Math sunday

I had a chill day thinking about math today without any pressure whatsoever. First I figured out, calculating inductively, that the order of GL_n(\mathbb{F}_p) is (p^n - 1)(p^n - p)(p^n - p^2)\cdots (p^n - p^{n-1}). You calculate the number of k-tuples of column vectors linear independent and from there derive p^k as the number of vectors that cannot be appended if linear independence is to be preserved. A Sylow p-group of that is the group of upper triangular matrices with ones on the diagonal, which has the order p^{n(n-1)/2} that we want.

I also find the proof of the first Sylow theorem much easier to understand now, the inspiration of it. I had always remembered that the Sylow p-group we are looking for can be the stabilizer subgroup of some set of p^k elements of the group where p^k divides the order of the group. By the pigeonhole principle, there can be no more than p^k elements in it. The part to prove that kept boggling my mind was the reverse inequality via orbits. It turns out that that can be viewed in a way that makes its logic feel much more natural than it did before, when like many a proof not understood, seems to spring out of the blue.

We wish to show that the number of times, letting p^r be the largest pth power dividing n, that the order of some orbit is divided by p is no more than r-k. To do that it suffices to show that the sum of the orders of the orbits, \binom{n}{p^k} is divided by p no more than that many times. To show that is very mechanical. Write out as m\displaystyle\prod_{j = 1}^{p^k-1} \frac{p^k m - j}{p^k - j} and divide out each element of the product on both the numerator and denominator by p to the number of times j divides it. With this, the denominator of the product is not a multiple of p, which means the number of times p divides the sum of the orders of the orbits is the number of times it divides m, which is r-k.

Following this, Brian Bi told me about this problem, starred in Artin, which means it was considered by the author to be difficult, that he was stuck on. To my great surprise, I managed to solve it under half an hour. The problem is:

Let H be a proper subgroup of a finite group G. Prove that the conjugate subgroups of H don’t cover G.

For this, I remembered the relation |G| = |N(H)||Cl(H)|, where Cl(H) denotes the number of conjugate subgroups of H, which is a special case of the orbit-stabilizer theorem, as conjugation is a group action after all. With this, given that |N(H)| \geq |H| and that conjugate subgroups share the identity, the union of them has less than |G| elements.

I remember Jonah Sinick’s once saying that finite group theory is one of the most g-loaded parts of math. I’m not sure what his rationale is for that exactly. I’ll say that I have a taste for finite group theory though I can’t say I’m a freak at it, unlike Aschbacher, but I guess I’m not bad at it either. Sure, it requires some form of pattern recognition and abstraction visualization that is not so loaded on the prior knowledge front. Brian Bi keeps telling me about how hard finite group theory is, relative to the continuous version of group theory, the Lie groups, which I know next to nothing about at present.

Tasks:
1. From the Math Sunday post above, return the passage starting with "Following this, Brian" and going on through "than |G| elements.", word for word.
2. According to the Math Sunday post above, what group is a Sylow p-group of GL_n(\mathbb{F}_p)?

Boxed element entries:
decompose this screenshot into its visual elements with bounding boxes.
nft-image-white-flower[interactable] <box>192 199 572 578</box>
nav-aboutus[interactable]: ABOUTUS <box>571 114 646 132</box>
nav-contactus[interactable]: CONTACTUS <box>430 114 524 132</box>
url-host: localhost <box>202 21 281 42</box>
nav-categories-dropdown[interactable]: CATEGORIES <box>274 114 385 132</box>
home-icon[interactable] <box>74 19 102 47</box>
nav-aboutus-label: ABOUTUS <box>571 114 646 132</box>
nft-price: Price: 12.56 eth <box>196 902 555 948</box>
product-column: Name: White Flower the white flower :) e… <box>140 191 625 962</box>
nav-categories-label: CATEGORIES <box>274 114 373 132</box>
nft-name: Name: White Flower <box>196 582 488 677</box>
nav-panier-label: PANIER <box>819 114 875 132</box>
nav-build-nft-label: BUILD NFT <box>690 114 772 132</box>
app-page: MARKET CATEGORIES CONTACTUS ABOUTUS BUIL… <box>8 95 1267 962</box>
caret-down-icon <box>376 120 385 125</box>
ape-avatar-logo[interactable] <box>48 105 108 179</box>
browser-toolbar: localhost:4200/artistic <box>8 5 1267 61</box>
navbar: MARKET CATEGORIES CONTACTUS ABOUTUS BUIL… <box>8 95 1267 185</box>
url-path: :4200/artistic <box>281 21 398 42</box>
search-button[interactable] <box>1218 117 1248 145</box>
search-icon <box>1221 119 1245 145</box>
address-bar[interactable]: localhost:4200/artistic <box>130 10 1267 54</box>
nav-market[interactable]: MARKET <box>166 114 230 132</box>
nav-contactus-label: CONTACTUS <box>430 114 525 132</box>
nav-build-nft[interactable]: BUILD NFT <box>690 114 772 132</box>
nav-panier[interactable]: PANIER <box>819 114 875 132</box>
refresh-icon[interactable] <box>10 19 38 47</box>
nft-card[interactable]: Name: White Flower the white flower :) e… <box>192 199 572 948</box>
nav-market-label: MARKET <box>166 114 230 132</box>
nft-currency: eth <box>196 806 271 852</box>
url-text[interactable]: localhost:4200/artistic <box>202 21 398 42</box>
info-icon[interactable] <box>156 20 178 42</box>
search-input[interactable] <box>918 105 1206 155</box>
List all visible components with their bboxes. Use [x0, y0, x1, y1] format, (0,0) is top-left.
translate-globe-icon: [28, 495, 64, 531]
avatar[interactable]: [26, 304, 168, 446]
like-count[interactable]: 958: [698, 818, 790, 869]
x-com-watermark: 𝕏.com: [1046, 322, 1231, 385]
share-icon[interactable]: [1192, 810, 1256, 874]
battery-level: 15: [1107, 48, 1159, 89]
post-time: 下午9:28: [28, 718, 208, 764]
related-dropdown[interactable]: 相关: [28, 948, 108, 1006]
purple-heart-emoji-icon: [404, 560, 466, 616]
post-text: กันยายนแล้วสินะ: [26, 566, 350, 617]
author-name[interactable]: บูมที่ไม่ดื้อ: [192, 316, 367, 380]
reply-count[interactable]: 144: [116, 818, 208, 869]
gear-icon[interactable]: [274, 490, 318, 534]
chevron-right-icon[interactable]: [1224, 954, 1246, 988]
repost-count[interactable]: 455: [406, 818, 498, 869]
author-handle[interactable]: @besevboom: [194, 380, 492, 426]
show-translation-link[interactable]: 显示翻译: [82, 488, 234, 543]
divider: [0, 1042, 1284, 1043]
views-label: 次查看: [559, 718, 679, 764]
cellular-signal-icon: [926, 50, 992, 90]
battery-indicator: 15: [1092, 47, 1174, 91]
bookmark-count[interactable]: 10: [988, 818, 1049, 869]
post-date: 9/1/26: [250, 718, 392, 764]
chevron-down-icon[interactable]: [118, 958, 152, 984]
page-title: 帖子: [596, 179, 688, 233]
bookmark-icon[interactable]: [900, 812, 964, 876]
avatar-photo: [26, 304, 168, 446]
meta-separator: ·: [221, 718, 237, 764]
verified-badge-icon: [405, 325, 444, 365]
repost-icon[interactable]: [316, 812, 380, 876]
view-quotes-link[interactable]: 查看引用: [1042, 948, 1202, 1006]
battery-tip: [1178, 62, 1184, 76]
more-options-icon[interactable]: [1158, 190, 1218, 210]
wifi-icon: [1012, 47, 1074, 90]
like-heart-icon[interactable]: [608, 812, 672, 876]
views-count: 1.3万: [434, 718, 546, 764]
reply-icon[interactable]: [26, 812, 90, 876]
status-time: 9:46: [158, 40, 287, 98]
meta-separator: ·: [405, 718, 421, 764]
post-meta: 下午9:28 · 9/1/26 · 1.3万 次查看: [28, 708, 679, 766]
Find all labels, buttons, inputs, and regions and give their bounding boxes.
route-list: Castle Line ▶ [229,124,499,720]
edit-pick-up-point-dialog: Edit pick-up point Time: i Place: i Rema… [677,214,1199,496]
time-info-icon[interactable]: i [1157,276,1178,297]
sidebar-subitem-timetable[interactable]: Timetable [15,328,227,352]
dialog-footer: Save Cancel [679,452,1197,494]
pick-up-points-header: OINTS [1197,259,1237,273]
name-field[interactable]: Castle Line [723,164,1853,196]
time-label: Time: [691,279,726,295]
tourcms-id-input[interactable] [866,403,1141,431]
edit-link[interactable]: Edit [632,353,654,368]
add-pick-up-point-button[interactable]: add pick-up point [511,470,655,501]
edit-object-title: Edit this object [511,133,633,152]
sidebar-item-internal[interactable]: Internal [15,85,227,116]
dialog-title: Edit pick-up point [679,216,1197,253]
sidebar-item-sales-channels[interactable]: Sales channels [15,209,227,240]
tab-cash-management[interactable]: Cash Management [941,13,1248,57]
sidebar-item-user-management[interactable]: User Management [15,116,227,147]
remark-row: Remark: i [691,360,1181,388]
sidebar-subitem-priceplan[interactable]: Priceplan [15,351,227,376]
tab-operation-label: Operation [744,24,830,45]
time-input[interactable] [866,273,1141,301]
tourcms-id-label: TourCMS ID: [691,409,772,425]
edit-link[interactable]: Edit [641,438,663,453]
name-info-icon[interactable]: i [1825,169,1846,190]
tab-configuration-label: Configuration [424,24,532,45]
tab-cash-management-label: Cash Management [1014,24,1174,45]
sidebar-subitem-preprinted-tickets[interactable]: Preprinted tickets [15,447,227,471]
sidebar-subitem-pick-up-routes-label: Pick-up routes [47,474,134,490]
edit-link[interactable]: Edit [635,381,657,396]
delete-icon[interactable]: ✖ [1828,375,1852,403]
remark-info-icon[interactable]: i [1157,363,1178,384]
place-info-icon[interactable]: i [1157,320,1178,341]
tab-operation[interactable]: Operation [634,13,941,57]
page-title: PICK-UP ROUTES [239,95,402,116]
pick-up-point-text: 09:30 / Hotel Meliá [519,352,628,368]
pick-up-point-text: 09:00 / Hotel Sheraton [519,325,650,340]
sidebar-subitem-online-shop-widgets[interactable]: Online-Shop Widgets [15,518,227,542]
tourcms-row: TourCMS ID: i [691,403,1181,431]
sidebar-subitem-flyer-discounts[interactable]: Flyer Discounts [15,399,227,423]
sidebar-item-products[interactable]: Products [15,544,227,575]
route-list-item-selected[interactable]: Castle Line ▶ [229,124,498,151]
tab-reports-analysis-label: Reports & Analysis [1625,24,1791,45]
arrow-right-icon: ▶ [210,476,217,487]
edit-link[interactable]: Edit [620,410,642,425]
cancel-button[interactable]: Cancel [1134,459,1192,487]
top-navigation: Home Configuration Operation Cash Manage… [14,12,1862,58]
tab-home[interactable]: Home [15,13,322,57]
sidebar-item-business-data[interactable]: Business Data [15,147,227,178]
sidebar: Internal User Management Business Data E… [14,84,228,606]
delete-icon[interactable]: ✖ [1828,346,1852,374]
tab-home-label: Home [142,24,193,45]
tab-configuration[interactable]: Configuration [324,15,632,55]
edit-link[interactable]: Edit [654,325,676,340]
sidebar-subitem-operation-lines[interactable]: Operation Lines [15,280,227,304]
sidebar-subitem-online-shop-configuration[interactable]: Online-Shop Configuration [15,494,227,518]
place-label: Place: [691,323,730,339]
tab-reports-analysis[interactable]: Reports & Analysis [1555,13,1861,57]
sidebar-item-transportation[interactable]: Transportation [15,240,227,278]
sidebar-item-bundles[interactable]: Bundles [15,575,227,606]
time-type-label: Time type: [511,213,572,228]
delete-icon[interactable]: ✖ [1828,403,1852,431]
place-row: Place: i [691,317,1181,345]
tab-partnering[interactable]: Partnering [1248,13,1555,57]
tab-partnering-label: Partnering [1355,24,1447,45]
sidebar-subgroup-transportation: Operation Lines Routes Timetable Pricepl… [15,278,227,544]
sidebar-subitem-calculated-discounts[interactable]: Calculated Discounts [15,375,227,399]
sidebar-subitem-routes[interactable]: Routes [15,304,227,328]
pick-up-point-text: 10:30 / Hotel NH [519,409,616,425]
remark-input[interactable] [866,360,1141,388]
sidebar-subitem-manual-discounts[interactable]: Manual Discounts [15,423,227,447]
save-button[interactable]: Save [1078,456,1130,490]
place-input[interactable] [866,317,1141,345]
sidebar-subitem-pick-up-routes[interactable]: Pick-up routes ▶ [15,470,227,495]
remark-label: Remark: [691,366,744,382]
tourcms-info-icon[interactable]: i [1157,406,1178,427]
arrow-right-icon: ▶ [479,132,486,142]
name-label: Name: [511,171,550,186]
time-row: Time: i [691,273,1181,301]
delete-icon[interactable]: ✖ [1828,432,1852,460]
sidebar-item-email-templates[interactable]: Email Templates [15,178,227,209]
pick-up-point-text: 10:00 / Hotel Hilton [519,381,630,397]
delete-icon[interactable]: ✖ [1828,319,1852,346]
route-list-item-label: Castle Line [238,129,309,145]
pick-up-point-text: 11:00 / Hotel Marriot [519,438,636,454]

Exercise solutions:
1.
Following this, Brian Bi told me about this problem, starred in Artin, which means it was considered by the author to be difficult, that he was stuck on. To my great surprise, I managed to solve it under half an hour. The problem is:

Let H be a proper subgroup of a finite group G. Prove that the conjugate subgroups of H don’t cover G.

For this, I remembered the relation |G| = |N(H)||Cl(H)|, where Cl(H) denotes the number of conjugate subgroups of H, which is a special case of the orbit-stabilizer theorem, as conjugation is a group action after all. With this, given that |N(H)| \geq |H| and that conjugate subgroups share the identity, the union of them has less than |G| elements.

2. The group of upper triangular matrices with ones on the diagonal.